▶ _Dataset records_
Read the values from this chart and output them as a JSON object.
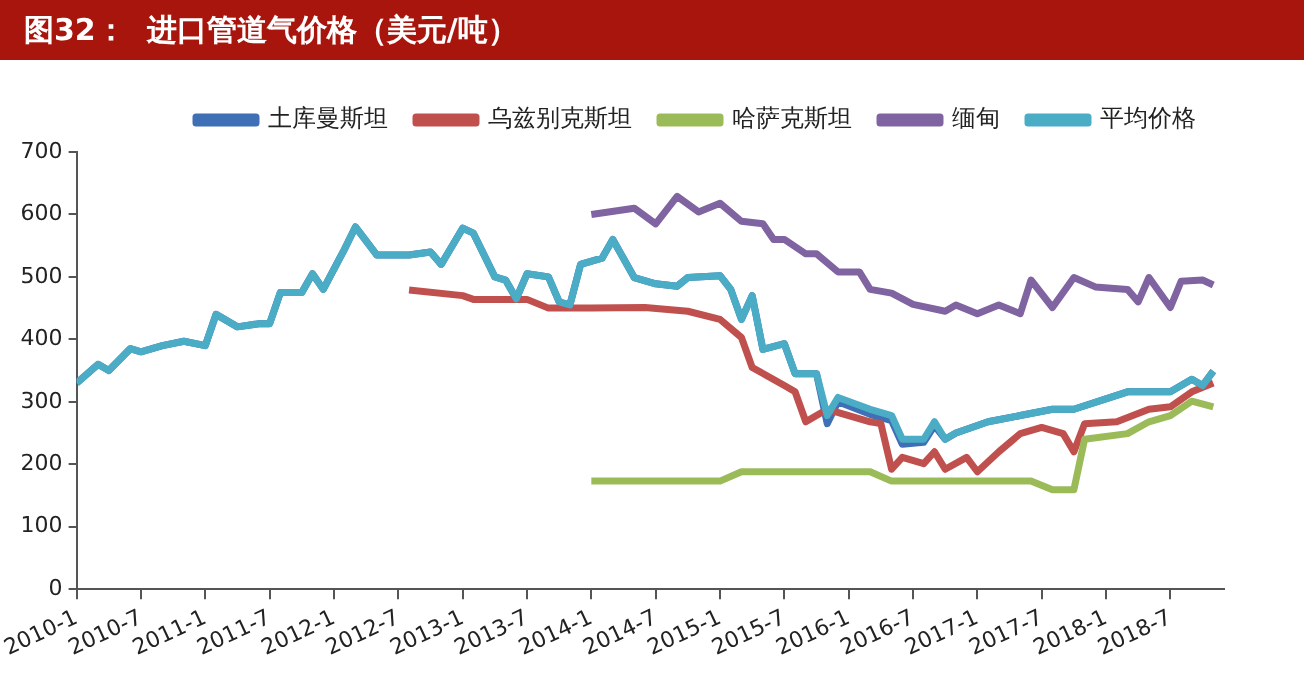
{
  "chart_data": {
    "type": "line",
    "title": "图32：  进口管道气价格（美元/吨）",
    "xlim": [
      "2010-01",
      "2018-12"
    ],
    "xticks": [
      {
        "value": "2010-01",
        "label": "2010-1"
      },
      {
        "value": "2010-07",
        "label": "2010-7"
      },
      {
        "value": "2011-01",
        "label": "2011-1"
      },
      {
        "value": "2011-07",
        "label": "2011-7"
      },
      {
        "value": "2012-01",
        "label": "2012-1"
      },
      {
        "value": "2012-07",
        "label": "2012-7"
      },
      {
        "value": "2013-01",
        "label": "2013-1"
      },
      {
        "value": "2013-07",
        "label": "2013-7"
      },
      {
        "value": "2014-01",
        "label": "2014-1"
      },
      {
        "value": "2014-07",
        "label": "2014-7"
      },
      {
        "value": "2015-01",
        "label": "2015-1"
      },
      {
        "value": "2015-07",
        "label": "2015-7"
      },
      {
        "value": "2016-01",
        "label": "2016-1"
      },
      {
        "value": "2016-07",
        "label": "2016-7"
      },
      {
        "value": "2017-01",
        "label": "2017-1"
      },
      {
        "value": "2017-07",
        "label": "2017-7"
      },
      {
        "value": "2018-01",
        "label": "2018-1"
      },
      {
        "value": "2018-07",
        "label": "2018-7"
      }
    ],
    "ylim": [
      0,
      700
    ],
    "yticks": [
      0,
      100,
      200,
      300,
      400,
      500,
      600,
      700
    ],
    "grid": false,
    "legend": "top",
    "series": [
      {
        "name": "土库曼斯坦",
        "color": "#3f6fb5",
        "x": [
          "2010-01",
          "2010-03",
          "2010-04",
          "2010-06",
          "2010-07",
          "2010-09",
          "2010-11",
          "2011-01",
          "2011-02",
          "2011-04",
          "2011-06",
          "2011-07",
          "2011-08",
          "2011-10",
          "2011-11",
          "2011-12",
          "2012-02",
          "2012-03",
          "2012-05",
          "2012-08",
          "2012-10",
          "2012-11",
          "2013-01",
          "2013-02",
          "2013-04",
          "2013-05",
          "2013-06",
          "2013-07",
          "2013-09",
          "2013-10",
          "2013-11",
          "2013-12",
          "2014-02",
          "2014-03",
          "2014-05",
          "2014-07",
          "2014-09",
          "2014-10",
          "2015-01",
          "2015-02",
          "2015-03",
          "2015-04",
          "2015-05",
          "2015-07",
          "2015-08",
          "2015-10",
          "2015-11",
          "2015-12",
          "2016-03",
          "2016-05",
          "2016-06",
          "2016-08",
          "2016-09",
          "2016-10",
          "2016-11",
          "2017-02",
          "2017-05",
          "2017-08",
          "2017-10",
          "2018-03",
          "2018-06",
          "2018-07",
          "2018-09",
          "2018-10",
          "2018-11"
        ],
        "values": [
          330,
          360,
          350,
          385,
          380,
          390,
          397,
          390,
          440,
          420,
          425,
          425,
          475,
          475,
          505,
          480,
          545,
          580,
          535,
          535,
          540,
          520,
          578,
          570,
          500,
          495,
          465,
          505,
          500,
          460,
          455,
          520,
          530,
          560,
          499,
          489,
          485,
          499,
          502,
          480,
          432,
          470,
          384,
          393,
          345,
          345,
          265,
          300,
          280,
          270,
          232,
          235,
          262,
          240,
          250,
          268,
          278,
          288,
          288,
          316,
          316,
          316,
          336,
          326,
          349
        ]
      },
      {
        "name": "乌兹别克斯坦",
        "color": "#c0504d",
        "x": [
          "2012-08",
          "2013-01",
          "2013-02",
          "2013-07",
          "2013-09",
          "2014-01",
          "2014-06",
          "2014-10",
          "2015-01",
          "2015-03",
          "2015-04",
          "2015-07",
          "2015-08",
          "2015-09",
          "2015-11",
          "2016-01",
          "2016-03",
          "2016-04",
          "2016-05",
          "2016-06",
          "2016-08",
          "2016-09",
          "2016-10",
          "2016-12",
          "2017-01",
          "2017-03",
          "2017-05",
          "2017-07",
          "2017-09",
          "2017-10",
          "2017-11",
          "2018-02",
          "2018-05",
          "2018-07",
          "2018-09",
          "2018-11"
        ],
        "values": [
          479,
          470,
          464,
          464,
          450,
          450,
          451,
          445,
          432,
          403,
          355,
          326,
          316,
          268,
          288,
          278,
          268,
          265,
          192,
          211,
          201,
          220,
          192,
          211,
          188,
          220,
          249,
          259,
          249,
          220,
          265,
          268,
          288,
          292,
          316,
          330
        ]
      },
      {
        "name": "哈萨克斯坦",
        "color": "#9bbb59",
        "x": [
          "2014-01",
          "2015-01",
          "2015-03",
          "2016-03",
          "2016-05",
          "2017-06",
          "2017-08",
          "2017-10",
          "2017-11",
          "2018-03",
          "2018-05",
          "2018-07",
          "2018-09",
          "2018-11"
        ],
        "values": [
          173,
          173,
          188,
          188,
          173,
          173,
          159,
          159,
          240,
          249,
          268,
          278,
          301,
          292
        ]
      },
      {
        "name": "缅甸",
        "color": "#8064a2",
        "x": [
          "2014-01",
          "2014-05",
          "2014-07",
          "2014-09",
          "2014-11",
          "2015-01",
          "2015-03",
          "2015-05",
          "2015-06",
          "2015-07",
          "2015-09",
          "2015-10",
          "2015-12",
          "2016-02",
          "2016-03",
          "2016-05",
          "2016-07",
          "2016-10",
          "2016-11",
          "2017-01",
          "2017-03",
          "2017-05",
          "2017-06",
          "2017-08",
          "2017-10",
          "2017-12",
          "2018-03",
          "2018-04",
          "2018-05",
          "2018-07",
          "2018-08",
          "2018-10",
          "2018-11"
        ],
        "values": [
          600,
          610,
          585,
          629,
          604,
          618,
          589,
          585,
          560,
          560,
          537,
          537,
          508,
          508,
          480,
          474,
          456,
          445,
          455,
          441,
          455,
          441,
          495,
          451,
          499,
          484,
          480,
          460,
          499,
          451,
          493,
          495,
          487
        ]
      },
      {
        "name": "平均价格",
        "color": "#4bacc6",
        "x": [
          "2010-01",
          "2010-03",
          "2010-04",
          "2010-06",
          "2010-07",
          "2010-09",
          "2010-11",
          "2011-01",
          "2011-02",
          "2011-04",
          "2011-06",
          "2011-07",
          "2011-08",
          "2011-10",
          "2011-11",
          "2011-12",
          "2012-02",
          "2012-03",
          "2012-05",
          "2012-08",
          "2012-10",
          "2012-11",
          "2013-01",
          "2013-02",
          "2013-04",
          "2013-05",
          "2013-06",
          "2013-07",
          "2013-09",
          "2013-10",
          "2013-11",
          "2013-12",
          "2014-02",
          "2014-03",
          "2014-05",
          "2014-07",
          "2014-09",
          "2014-10",
          "2015-01",
          "2015-02",
          "2015-03",
          "2015-04",
          "2015-05",
          "2015-07",
          "2015-08",
          "2015-10",
          "2015-11",
          "2015-12",
          "2016-03",
          "2016-05",
          "2016-06",
          "2016-08",
          "2016-09",
          "2016-10",
          "2016-11",
          "2017-02",
          "2017-05",
          "2017-08",
          "2017-10",
          "2018-03",
          "2018-06",
          "2018-07",
          "2018-09",
          "2018-10",
          "2018-11"
        ],
        "values": [
          330,
          360,
          350,
          385,
          380,
          390,
          397,
          390,
          440,
          420,
          425,
          425,
          475,
          475,
          505,
          480,
          545,
          580,
          535,
          535,
          540,
          520,
          578,
          570,
          500,
          495,
          465,
          505,
          500,
          460,
          455,
          520,
          530,
          560,
          499,
          489,
          485,
          499,
          502,
          480,
          432,
          470,
          384,
          393,
          345,
          345,
          278,
          307,
          288,
          278,
          240,
          240,
          268,
          240,
          250,
          268,
          278,
          288,
          288,
          316,
          316,
          316,
          336,
          326,
          349
        ]
      }
    ]
  }
}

▶ _What you will do_
Which lines hold the word "name"? Copy each of them from the records.

▶ _Written solution_
        "name": "土库曼斯坦",
        "name": "乌兹别克斯坦",
        "name": "哈萨克斯坦",
        "name": "缅甸",
        "name": "平均价格",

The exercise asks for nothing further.